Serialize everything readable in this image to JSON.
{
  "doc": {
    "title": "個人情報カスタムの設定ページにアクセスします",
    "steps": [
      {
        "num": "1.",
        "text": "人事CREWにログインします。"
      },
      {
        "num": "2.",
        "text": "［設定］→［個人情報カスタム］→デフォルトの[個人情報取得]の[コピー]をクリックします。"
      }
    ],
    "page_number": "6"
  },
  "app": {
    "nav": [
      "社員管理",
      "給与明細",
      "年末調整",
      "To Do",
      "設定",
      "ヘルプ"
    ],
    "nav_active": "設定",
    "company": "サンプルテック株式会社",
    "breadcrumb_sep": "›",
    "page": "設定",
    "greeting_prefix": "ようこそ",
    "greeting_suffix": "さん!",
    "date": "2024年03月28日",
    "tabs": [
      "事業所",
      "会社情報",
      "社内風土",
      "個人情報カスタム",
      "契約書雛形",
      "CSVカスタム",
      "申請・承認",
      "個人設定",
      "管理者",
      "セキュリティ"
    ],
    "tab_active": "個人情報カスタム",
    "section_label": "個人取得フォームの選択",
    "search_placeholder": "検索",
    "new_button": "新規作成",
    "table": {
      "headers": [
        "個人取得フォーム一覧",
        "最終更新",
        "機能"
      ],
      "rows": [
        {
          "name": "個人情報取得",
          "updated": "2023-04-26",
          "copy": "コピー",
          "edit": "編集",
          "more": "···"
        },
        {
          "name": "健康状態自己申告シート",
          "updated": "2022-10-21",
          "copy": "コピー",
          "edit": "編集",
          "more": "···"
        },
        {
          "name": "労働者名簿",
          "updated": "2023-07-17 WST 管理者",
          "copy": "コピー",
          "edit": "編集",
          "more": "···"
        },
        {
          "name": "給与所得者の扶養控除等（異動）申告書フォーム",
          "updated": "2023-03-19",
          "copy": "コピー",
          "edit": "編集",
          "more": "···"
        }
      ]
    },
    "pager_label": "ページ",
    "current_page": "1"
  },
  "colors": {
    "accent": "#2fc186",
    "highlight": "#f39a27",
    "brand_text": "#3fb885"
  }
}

==

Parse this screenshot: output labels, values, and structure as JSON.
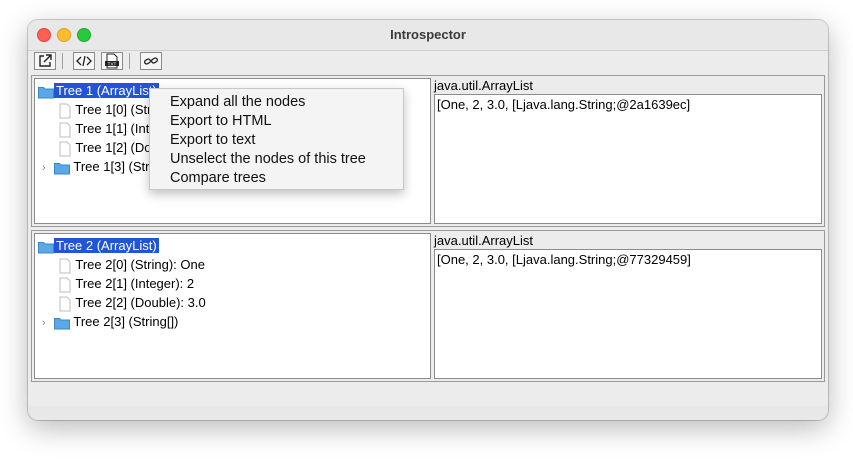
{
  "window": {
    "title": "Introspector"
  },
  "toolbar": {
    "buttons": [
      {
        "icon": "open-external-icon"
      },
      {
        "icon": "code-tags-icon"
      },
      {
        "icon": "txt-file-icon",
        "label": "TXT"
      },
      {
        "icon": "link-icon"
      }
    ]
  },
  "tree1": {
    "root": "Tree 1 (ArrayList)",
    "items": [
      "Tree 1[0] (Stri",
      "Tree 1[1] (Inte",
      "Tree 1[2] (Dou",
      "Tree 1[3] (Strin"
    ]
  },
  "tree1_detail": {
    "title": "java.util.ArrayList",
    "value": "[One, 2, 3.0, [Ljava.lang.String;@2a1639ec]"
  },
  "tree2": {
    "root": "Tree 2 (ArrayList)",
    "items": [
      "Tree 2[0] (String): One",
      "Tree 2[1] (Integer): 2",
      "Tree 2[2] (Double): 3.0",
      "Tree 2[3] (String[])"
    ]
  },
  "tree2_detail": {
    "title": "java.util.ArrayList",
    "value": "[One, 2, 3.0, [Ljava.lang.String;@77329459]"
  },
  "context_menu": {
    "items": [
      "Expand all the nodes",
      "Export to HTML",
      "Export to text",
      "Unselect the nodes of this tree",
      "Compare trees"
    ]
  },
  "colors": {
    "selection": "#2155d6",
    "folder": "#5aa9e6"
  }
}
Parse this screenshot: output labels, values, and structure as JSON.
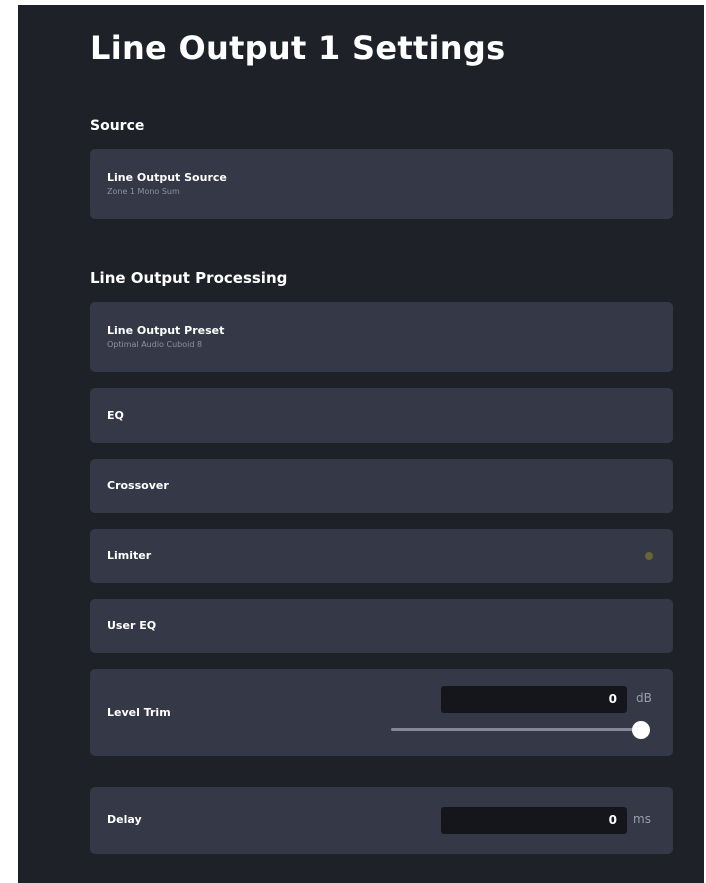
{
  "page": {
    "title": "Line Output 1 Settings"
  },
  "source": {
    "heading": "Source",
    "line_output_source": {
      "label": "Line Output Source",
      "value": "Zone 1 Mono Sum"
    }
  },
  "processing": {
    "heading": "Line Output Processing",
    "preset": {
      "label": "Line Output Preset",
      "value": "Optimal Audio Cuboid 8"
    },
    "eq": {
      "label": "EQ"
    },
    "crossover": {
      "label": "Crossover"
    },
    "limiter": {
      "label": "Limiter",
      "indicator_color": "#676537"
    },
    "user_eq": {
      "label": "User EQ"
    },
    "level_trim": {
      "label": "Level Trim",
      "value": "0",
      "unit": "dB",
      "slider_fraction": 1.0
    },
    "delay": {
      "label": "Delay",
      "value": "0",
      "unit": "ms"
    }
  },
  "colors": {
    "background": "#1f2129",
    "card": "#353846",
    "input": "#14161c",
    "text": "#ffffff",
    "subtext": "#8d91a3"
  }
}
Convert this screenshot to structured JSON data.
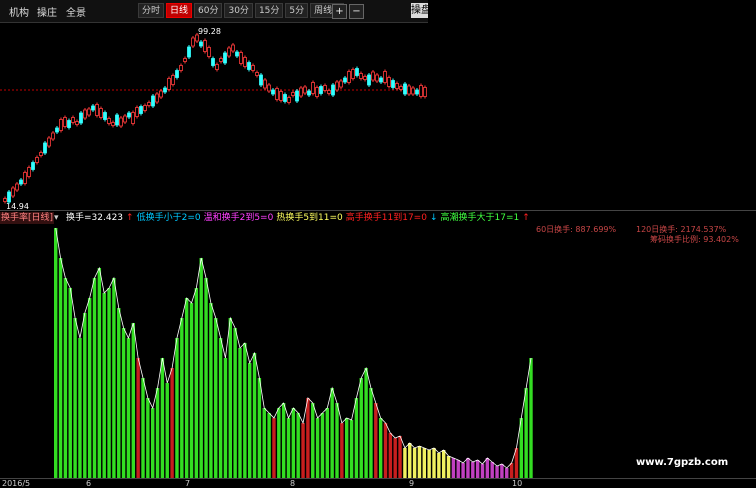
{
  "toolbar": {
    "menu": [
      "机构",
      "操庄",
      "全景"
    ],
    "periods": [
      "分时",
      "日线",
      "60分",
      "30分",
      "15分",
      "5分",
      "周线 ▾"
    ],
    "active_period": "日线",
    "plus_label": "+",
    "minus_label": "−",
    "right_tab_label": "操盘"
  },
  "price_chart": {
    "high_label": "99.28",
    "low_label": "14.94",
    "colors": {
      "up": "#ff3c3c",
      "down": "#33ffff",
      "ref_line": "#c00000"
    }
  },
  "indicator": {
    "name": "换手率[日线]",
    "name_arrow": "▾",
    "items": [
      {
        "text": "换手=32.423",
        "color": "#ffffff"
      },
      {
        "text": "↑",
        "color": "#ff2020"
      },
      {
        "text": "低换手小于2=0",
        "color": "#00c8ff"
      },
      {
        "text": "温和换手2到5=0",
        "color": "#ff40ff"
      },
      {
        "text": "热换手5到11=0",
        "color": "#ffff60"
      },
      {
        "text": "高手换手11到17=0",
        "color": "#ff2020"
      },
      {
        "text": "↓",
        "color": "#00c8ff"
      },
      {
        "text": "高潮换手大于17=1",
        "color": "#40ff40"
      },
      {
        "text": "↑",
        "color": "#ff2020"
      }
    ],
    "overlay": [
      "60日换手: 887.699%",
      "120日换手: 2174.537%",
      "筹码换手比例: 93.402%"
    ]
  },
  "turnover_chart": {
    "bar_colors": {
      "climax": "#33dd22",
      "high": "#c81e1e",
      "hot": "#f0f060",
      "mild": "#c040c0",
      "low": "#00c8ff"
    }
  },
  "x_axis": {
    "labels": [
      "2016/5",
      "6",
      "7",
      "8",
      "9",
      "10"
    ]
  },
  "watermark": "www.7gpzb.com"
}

* * *

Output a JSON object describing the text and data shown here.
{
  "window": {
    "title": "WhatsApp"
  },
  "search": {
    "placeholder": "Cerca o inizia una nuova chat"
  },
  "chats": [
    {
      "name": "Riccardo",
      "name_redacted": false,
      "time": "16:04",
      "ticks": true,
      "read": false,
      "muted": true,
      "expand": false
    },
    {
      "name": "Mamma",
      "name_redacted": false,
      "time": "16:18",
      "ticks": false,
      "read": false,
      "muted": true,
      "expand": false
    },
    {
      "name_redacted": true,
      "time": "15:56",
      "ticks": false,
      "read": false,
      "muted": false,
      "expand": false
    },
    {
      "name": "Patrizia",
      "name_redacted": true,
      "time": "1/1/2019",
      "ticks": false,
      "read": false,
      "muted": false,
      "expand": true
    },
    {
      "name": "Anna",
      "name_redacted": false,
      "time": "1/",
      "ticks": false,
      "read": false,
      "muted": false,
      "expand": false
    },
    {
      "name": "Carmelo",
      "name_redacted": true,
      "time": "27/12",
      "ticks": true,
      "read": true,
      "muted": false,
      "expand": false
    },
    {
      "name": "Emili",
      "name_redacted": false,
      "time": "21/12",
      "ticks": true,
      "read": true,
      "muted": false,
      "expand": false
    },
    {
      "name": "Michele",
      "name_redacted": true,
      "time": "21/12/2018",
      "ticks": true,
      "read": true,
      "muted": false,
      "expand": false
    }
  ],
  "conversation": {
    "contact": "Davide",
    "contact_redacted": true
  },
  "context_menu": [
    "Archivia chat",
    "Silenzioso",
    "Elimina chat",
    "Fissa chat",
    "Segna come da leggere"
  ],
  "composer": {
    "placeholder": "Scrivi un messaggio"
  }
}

• WHAT THE TASK ASKS: Going through the data above, count the lines where the string "nodes" appears, and answer with only that number.

• RESULT OF THE TASK: 2